*Your goal:*
Pull every line of the entries that has the word "this".

[Raw records]
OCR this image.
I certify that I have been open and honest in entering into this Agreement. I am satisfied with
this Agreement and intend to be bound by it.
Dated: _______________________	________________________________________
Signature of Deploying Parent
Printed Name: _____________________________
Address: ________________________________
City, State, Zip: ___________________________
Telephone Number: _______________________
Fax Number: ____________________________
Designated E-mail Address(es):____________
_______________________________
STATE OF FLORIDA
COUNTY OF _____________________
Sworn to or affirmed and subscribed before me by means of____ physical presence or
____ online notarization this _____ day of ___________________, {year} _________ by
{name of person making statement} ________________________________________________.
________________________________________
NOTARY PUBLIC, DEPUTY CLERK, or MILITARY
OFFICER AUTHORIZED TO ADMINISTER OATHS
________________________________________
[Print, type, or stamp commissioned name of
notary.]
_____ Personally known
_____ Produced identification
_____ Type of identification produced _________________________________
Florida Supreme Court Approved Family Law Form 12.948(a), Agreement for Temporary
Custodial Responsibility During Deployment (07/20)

---

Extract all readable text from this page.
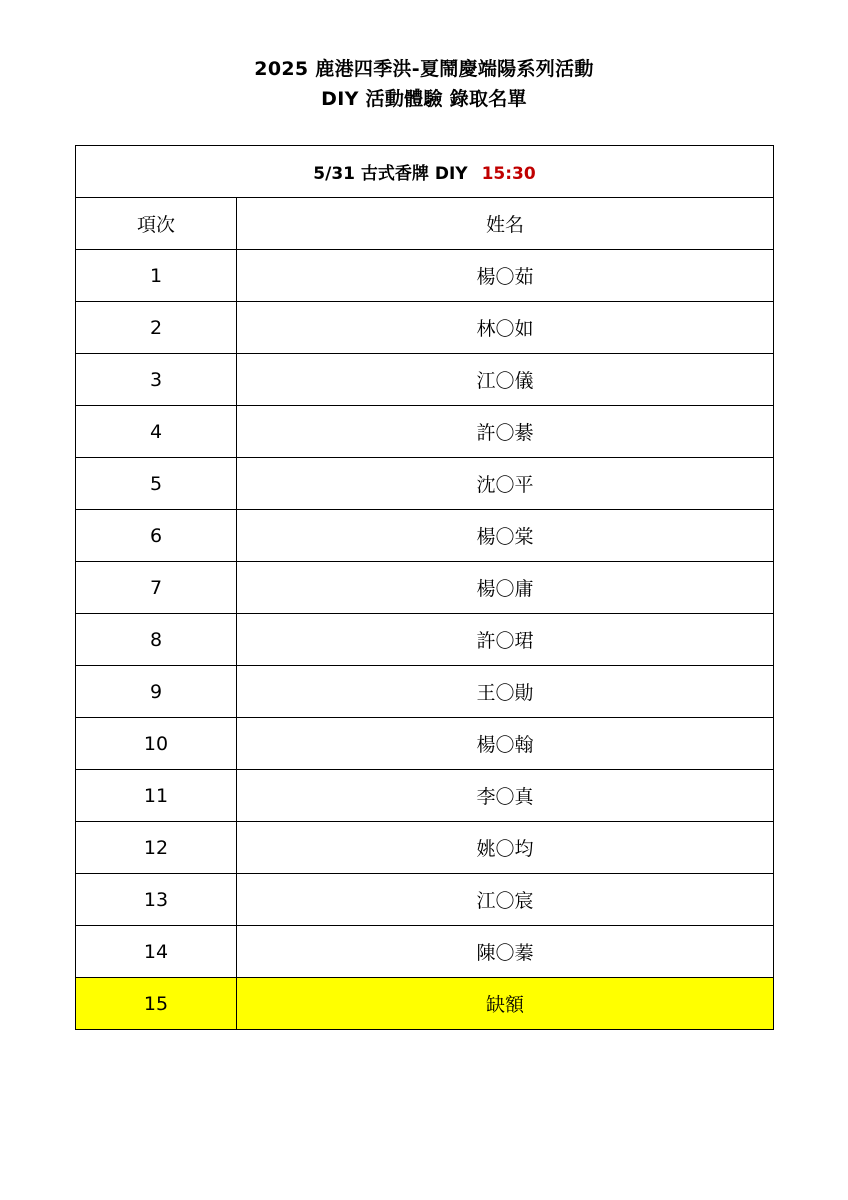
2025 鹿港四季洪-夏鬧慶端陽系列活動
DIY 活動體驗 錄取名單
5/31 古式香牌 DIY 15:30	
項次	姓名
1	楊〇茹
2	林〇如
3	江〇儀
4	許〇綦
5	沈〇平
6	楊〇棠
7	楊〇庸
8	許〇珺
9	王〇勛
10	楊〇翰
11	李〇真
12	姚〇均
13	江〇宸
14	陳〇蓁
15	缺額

--

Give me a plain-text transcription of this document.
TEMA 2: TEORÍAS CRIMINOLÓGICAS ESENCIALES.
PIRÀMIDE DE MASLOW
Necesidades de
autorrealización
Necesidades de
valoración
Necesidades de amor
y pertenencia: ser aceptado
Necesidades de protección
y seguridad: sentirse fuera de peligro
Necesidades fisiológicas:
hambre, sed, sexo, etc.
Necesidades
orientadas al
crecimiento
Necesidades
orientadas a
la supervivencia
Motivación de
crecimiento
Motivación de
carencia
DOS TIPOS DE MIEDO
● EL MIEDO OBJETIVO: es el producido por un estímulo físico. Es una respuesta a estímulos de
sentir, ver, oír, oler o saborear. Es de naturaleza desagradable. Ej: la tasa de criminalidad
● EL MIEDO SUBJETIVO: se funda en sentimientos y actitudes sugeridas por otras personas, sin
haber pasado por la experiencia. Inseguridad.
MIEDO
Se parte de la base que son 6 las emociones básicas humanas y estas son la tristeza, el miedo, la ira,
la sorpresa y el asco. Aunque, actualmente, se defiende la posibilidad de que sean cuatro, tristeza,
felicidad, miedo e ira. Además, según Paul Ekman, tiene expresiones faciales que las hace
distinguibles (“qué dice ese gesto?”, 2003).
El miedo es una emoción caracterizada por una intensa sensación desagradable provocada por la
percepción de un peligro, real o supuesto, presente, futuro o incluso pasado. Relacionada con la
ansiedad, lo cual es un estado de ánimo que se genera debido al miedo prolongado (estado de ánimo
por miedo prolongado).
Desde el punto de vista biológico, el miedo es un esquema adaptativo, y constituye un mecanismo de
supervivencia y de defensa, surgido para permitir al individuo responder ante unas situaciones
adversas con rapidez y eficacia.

*Answer to the exercise:*
OCR this image.
I certify that I have been open and honest in entering into this Agreement. I am satisfied with
this Agreement and intend to be bound by it.
____ online notarization this _____ day of ___________________, {year} _________ by
Extract all readable text from this page.
Give me a plain-text transcription of this document.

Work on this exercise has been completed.